#### What to do
Only the number is wanted: count the lines that contain "word".

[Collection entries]
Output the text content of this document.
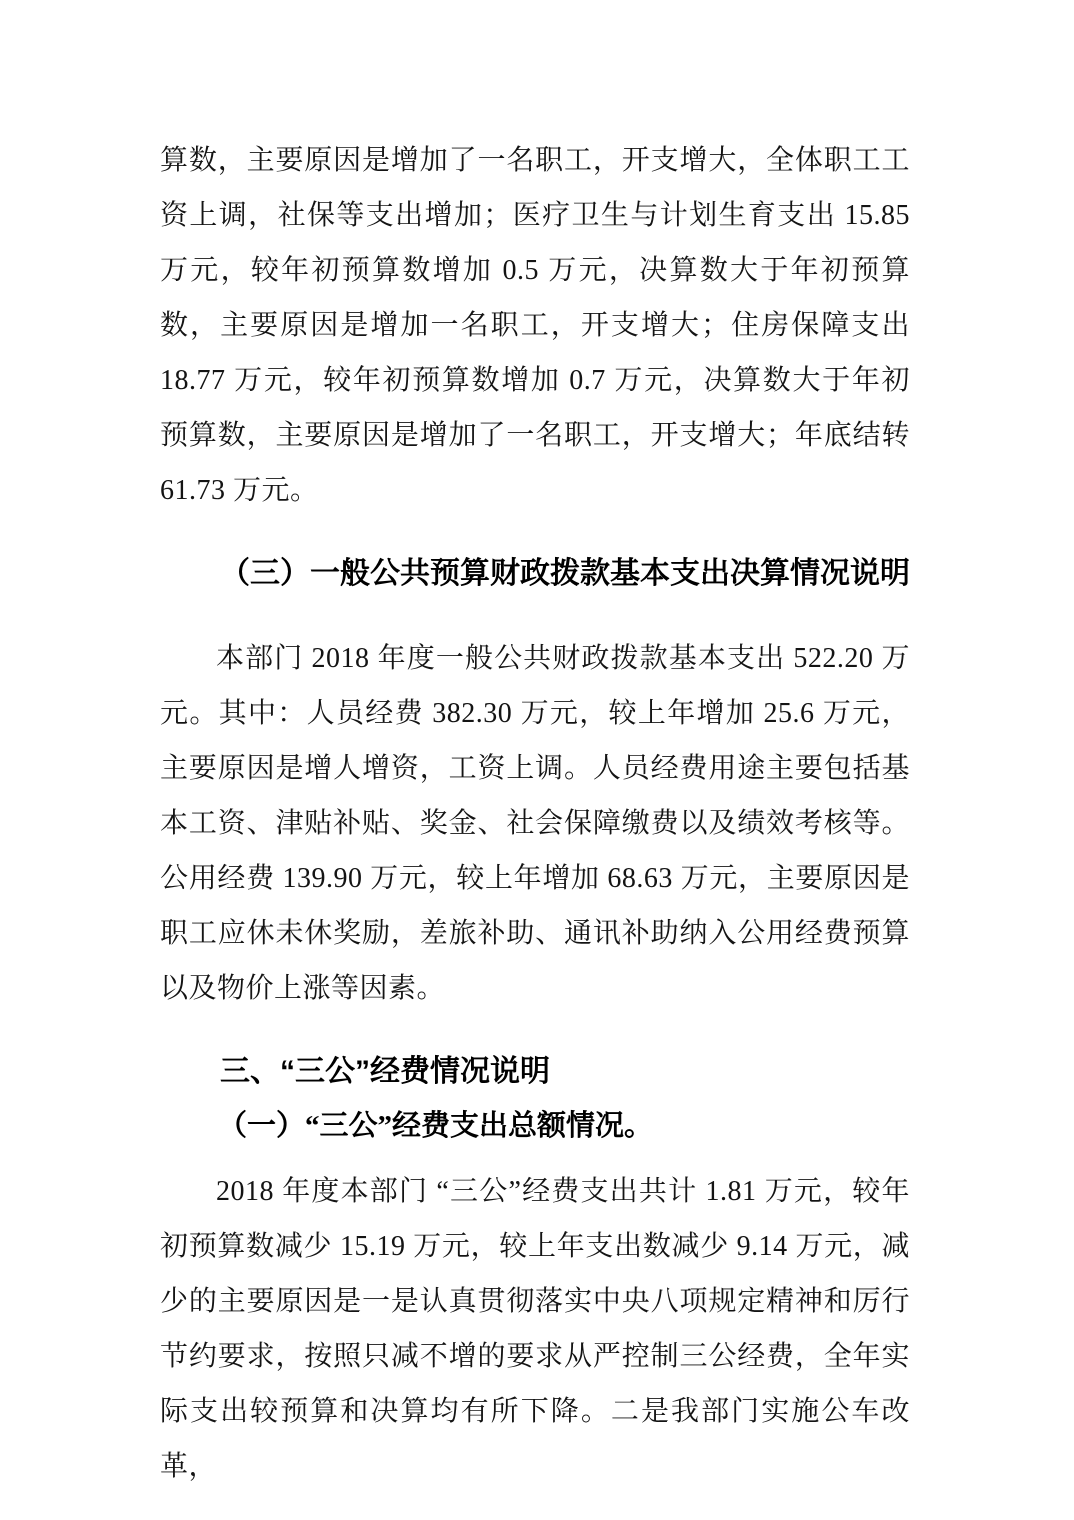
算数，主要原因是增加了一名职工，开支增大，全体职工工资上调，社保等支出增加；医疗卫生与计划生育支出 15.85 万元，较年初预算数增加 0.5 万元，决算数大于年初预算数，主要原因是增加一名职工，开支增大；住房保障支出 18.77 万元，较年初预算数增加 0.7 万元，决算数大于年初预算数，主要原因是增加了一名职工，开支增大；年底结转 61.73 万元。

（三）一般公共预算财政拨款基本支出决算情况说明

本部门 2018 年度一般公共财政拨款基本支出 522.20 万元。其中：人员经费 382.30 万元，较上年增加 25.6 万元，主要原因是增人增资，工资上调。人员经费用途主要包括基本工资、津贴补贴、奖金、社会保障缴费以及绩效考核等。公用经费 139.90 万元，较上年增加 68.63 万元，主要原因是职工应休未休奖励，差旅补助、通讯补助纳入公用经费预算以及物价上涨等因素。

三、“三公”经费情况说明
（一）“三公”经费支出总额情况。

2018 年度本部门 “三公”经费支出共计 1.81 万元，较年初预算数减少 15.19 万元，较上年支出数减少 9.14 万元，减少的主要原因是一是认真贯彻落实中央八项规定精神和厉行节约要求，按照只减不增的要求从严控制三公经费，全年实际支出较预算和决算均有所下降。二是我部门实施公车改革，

---

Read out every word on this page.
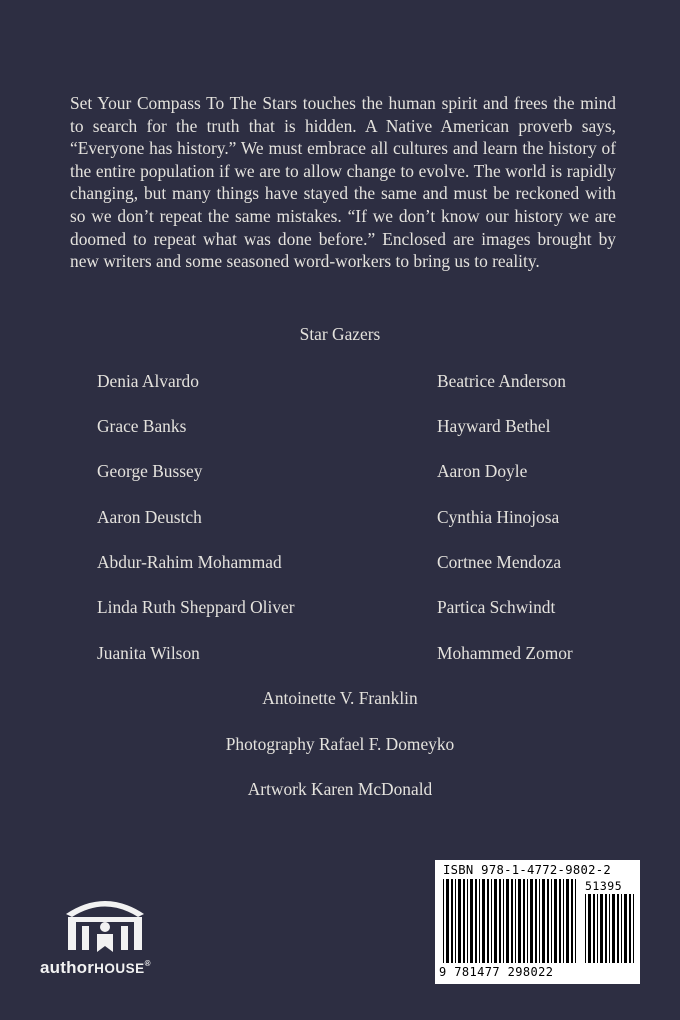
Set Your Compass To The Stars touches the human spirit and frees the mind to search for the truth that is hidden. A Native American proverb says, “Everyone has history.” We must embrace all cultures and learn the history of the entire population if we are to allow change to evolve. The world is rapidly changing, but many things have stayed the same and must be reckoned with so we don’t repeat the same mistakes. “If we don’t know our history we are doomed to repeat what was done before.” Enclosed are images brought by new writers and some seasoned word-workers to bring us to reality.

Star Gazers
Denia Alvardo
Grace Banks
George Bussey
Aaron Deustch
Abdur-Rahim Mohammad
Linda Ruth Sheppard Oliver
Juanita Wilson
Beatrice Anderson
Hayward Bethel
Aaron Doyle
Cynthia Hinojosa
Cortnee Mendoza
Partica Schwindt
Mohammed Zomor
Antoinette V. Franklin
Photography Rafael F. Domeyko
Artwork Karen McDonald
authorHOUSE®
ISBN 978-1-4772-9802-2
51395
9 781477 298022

#### Problem solution
2